Every entry below must appear again, exactly as written.

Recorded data
- - - - -

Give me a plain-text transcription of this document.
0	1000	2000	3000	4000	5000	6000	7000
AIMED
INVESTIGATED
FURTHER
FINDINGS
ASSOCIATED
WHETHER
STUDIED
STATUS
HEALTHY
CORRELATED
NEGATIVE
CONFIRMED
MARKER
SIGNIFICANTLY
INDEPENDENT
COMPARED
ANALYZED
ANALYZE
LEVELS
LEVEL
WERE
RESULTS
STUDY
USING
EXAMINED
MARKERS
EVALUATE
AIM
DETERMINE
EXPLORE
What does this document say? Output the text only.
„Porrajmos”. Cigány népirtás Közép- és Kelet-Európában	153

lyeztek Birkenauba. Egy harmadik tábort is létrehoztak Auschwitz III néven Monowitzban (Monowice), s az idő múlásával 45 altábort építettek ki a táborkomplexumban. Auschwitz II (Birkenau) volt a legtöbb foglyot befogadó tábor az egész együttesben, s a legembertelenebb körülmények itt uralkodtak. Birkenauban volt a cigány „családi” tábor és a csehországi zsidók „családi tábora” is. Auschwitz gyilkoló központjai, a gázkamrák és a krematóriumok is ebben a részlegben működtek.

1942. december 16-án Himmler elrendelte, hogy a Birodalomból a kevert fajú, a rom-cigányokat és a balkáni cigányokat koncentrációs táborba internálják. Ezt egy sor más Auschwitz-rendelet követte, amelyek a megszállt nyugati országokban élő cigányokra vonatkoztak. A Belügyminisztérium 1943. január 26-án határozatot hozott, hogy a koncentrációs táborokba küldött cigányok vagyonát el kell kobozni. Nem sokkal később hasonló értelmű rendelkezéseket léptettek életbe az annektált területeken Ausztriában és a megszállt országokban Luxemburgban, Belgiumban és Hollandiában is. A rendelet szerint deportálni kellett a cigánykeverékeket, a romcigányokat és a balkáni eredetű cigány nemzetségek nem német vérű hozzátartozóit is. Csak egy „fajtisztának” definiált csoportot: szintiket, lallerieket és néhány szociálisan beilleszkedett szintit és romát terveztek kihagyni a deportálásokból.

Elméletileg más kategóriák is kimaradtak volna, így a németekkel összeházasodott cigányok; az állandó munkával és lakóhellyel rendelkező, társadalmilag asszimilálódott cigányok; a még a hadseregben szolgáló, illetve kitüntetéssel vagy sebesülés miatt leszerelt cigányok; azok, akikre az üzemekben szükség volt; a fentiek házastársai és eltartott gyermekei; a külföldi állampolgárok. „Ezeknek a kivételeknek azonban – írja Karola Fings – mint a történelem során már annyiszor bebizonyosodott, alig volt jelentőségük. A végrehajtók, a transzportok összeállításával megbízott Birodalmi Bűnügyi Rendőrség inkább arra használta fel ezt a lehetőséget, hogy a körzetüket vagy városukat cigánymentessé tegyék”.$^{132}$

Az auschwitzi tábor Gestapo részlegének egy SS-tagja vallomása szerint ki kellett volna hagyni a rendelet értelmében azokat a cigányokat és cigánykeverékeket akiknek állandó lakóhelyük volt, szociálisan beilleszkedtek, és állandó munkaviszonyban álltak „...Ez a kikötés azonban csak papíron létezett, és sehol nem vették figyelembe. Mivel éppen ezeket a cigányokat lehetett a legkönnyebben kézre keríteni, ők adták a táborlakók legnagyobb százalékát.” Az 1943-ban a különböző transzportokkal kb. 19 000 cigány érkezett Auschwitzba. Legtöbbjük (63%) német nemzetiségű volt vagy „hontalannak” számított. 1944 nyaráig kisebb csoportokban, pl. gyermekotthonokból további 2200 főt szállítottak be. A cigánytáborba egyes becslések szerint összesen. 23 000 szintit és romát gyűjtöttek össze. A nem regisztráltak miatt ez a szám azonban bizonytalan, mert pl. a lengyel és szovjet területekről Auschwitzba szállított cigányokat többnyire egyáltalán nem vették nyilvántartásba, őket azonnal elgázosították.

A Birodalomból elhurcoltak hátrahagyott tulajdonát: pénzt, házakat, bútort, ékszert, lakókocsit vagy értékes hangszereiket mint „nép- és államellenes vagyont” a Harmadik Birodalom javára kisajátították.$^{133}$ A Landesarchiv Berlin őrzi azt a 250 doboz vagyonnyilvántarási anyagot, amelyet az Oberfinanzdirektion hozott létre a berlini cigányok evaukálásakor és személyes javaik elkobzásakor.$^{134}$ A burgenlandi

- - - - -

• **Solved exercise**
Give me a plain-text transcription of this document.
0	1000	2000	3000	4000	5000	6000	7000
AIMED
INVESTIGATED
FURTHER
FINDINGS
ASSOCIATED
WHETHER
STUDIED
STATUS
HEALTHY
CORRELATED
NEGATIVE
CONFIRMED
MARKER
SIGNIFICANTLY
INDEPENDENT
COMPARED
ANALYZED
ANALYZE
LEVELS
LEVEL
WERE
RESULTS
STUDY
USING
EXAMINED
MARKERS
EVALUATE
AIM
DETERMINE
EXPLORE
What does this document say? Output the text only.
„Porrajmos”. Cigány népirtás Közép- és Kelet-Európában	153

lyeztek Birkenauba. Egy harmadik tábort is létrehoztak Auschwitz III néven Monowitzban (Monowice), s az idő múlásával 45 altábort építettek ki a táborkomplexumban. Auschwitz II (Birkenau) volt a legtöbb foglyot befogadó tábor az egész együttesben, s a legembertelenebb körülmények itt uralkodtak. Birkenauban volt a cigány „családi” tábor és a csehországi zsidók „családi tábora” is. Auschwitz gyilkoló központjai, a gázkamrák és a krematóriumok is ebben a részlegben működtek.

1942. december 16-án Himmler elrendelte, hogy a Birodalomból a kevert fajú, a rom-cigányokat és a balkáni cigányokat koncentrációs táborba internálják. Ezt egy sor más Auschwitz-rendelet követte, amelyek a megszállt nyugati országokban élő cigányokra vonatkoztak. A Belügyminisztérium 1943. január 26-án határozatot hozott, hogy a koncentrációs táborokba küldött cigányok vagyonát el kell kobozni. Nem sokkal később hasonló értelmű rendelkezéseket léptettek életbe az annektált területeken Ausztriában és a megszállt országokban Luxemburgban, Belgiumban és Hollandiában is. A rendelet szerint deportálni kellett a cigánykeverékeket, a romcigányokat és a balkáni eredetű cigány nemzetségek nem német vérű hozzátartozóit is. Csak egy „fajtisztának” definiált csoportot: szintiket, lallerieket és néhány szociálisan beilleszkedett szintit és romát terveztek kihagyni a deportálásokból.

Elméletileg más kategóriák is kimaradtak volna, így a németekkel összeházasodott cigányok; az állandó munkával és lakóhellyel rendelkező, társadalmilag asszimilálódott cigányok; a még a hadseregben szolgáló, illetve kitüntetéssel vagy sebesülés miatt leszerelt cigányok; azok, akikre az üzemekben szükség volt; a fentiek házastársai és eltartott gyermekei; a külföldi állampolgárok. „Ezeknek a kivételeknek azonban – írja Karola Fings – mint a történelem során már annyiszor bebizonyosodott, alig volt jelentőségük. A végrehajtók, a transzportok összeállításával megbízott Birodalmi Bűnügyi Rendőrség inkább arra használta fel ezt a lehetőséget, hogy a körzetüket vagy városukat cigánymentessé tegyék”.$^{132}$

Az auschwitzi tábor Gestapo részlegének egy SS-tagja vallomása szerint ki kellett volna hagyni a rendelet értelmében azokat a cigányokat és cigánykeverékeket akiknek állandó lakóhelyük volt, szociálisan beilleszkedtek, és állandó munkaviszonyban álltak „...Ez a kikötés azonban csak papíron létezett, és sehol nem vették figyelembe. Mivel éppen ezeket a cigányokat lehetett a legkönnyebben kézre keríteni, ők adták a táborlakók legnagyobb százalékát.” Az 1943-ban a különböző transzportokkal kb. 19 000 cigány érkezett Auschwitzba. Legtöbbjük (63%) német nemzetiségű volt vagy „hontalannak” számított. 1944 nyaráig kisebb csoportokban, pl. gyermekotthonokból további 2200 főt szállítottak be. A cigánytáborba egyes becslések szerint összesen. 23 000 szintit és romát gyűjtöttek össze. A nem regisztráltak miatt ez a szám azonban bizonytalan, mert pl. a lengyel és szovjet területekről Auschwitzba szállított cigányokat többnyire egyáltalán nem vették nyilvántartásba, őket azonnal elgázosították.

A Birodalomból elhurcoltak hátrahagyott tulajdonát: pénzt, házakat, bútort, ékszert, lakókocsit vagy értékes hangszereiket mint „nép- és államellenes vagyont” a Harmadik Birodalom javára kisajátították.$^{133}$ A Landesarchiv Berlin őrzi azt a 250 doboz vagyonnyilvántarási anyagot, amelyet az Oberfinanzdirektion hozott létre a berlini cigányok evaukálásakor és személyes javaik elkobzásakor.$^{134}$ A burgenlandi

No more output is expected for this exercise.